_Short problem_
Scan the lines below for "pour"; report the number of lines that contain it, and only that.

(A run of records)
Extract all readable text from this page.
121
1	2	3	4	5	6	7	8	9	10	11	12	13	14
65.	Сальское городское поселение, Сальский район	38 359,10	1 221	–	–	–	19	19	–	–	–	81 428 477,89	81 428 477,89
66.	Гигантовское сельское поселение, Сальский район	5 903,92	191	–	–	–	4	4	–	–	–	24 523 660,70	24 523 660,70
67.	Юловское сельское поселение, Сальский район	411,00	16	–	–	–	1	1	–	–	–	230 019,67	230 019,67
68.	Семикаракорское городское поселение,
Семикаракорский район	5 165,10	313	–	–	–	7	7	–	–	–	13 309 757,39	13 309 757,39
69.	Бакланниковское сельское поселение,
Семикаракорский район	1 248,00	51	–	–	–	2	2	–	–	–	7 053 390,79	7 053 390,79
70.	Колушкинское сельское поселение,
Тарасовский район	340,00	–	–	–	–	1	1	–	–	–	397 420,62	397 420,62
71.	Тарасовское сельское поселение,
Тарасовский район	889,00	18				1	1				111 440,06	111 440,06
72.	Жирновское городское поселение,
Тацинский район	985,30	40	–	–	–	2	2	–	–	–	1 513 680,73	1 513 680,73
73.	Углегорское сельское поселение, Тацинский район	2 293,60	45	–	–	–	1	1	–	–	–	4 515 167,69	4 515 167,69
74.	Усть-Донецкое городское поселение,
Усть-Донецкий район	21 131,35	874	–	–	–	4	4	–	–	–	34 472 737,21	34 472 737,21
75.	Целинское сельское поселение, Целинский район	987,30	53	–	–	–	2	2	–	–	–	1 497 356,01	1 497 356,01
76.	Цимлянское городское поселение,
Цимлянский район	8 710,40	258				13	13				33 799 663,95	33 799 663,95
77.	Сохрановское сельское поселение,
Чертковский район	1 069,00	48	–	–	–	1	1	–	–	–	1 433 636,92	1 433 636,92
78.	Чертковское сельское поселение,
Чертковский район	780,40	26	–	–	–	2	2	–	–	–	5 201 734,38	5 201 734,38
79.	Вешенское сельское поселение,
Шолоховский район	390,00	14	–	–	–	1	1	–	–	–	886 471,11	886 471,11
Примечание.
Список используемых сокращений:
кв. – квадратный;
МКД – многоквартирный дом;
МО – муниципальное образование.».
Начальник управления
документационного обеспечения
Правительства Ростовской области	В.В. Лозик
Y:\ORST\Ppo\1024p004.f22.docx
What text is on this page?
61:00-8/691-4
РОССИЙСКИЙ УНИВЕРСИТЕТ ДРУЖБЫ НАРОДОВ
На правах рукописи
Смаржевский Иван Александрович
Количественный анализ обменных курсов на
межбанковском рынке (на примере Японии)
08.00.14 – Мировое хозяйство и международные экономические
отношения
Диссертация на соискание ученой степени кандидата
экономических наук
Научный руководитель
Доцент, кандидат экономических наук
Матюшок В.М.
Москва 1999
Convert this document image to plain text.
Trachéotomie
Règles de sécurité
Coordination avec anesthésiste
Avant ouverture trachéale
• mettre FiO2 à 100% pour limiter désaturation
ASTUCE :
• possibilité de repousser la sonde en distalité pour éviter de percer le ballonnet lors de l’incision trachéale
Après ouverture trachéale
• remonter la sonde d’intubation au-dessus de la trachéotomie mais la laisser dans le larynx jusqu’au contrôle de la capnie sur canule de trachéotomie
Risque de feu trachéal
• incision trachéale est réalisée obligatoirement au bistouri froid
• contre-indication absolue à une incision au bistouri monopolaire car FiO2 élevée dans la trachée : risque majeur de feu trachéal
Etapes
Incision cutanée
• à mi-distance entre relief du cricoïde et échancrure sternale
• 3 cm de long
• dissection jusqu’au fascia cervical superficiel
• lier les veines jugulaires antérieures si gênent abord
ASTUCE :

_Answer to this exercise_
2